[Dataset rows about figures]
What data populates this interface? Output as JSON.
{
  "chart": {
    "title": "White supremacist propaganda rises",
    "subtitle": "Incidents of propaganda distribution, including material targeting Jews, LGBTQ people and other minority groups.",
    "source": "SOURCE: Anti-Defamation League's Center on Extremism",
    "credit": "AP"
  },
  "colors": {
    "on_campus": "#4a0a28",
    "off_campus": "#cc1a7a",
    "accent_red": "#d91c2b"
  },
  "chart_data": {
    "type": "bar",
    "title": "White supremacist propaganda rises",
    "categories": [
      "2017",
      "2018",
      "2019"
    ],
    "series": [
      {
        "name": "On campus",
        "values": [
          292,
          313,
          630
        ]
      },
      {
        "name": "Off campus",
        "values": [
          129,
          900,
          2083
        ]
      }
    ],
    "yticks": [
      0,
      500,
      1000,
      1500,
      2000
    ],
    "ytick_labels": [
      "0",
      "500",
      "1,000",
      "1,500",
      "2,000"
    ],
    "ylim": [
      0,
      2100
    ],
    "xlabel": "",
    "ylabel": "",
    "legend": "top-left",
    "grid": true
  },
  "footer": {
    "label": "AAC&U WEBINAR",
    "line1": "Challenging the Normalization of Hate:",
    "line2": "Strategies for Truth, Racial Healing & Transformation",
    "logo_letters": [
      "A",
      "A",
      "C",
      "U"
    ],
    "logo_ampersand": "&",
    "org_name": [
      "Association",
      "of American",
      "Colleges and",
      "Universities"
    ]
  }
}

Instructions to follow :: Print all of the entries exactly as they appear.

Answer to the task ::
What data populates this interface? Output as JSON.
{
  "chart": {
    "title": "White supremacist propaganda rises",
    "subtitle": "Incidents of propaganda distribution, including material targeting Jews, LGBTQ people and other minority groups.",
    "source": "SOURCE: Anti-Defamation League's Center on Extremism",
    "credit": "AP"
  },
  "colors": {
    "on_campus": "#4a0a28",
    "off_campus": "#cc1a7a",
    "accent_red": "#d91c2b"
  },
  "chart_data": {
    "type": "bar",
    "title": "White supremacist propaganda rises",
    "categories": [
      "2017",
      "2018",
      "2019"
    ],
    "series": [
      {
        "name": "On campus",
        "values": [
          292,
          313,
          630
        ]
      },
      {
        "name": "Off campus",
        "values": [
          129,
          900,
          2083
        ]
      }
    ],
    "yticks": [
      0,
      500,
      1000,
      1500,
      2000
    ],
    "ytick_labels": [
      "0",
      "500",
      "1,000",
      "1,500",
      "2,000"
    ],
    "ylim": [
      0,
      2100
    ],
    "xlabel": "",
    "ylabel": "",
    "legend": "top-left",
    "grid": true
  },
  "footer": {
    "label": "AAC&U WEBINAR",
    "line1": "Challenging the Normalization of Hate:",
    "line2": "Strategies for Truth, Racial Healing & Transformation",
    "logo_letters": [
      "A",
      "A",
      "C",
      "U"
    ],
    "logo_ampersand": "&",
    "org_name": [
      "Association",
      "of American",
      "Colleges and",
      "Universities"
    ]
  }
}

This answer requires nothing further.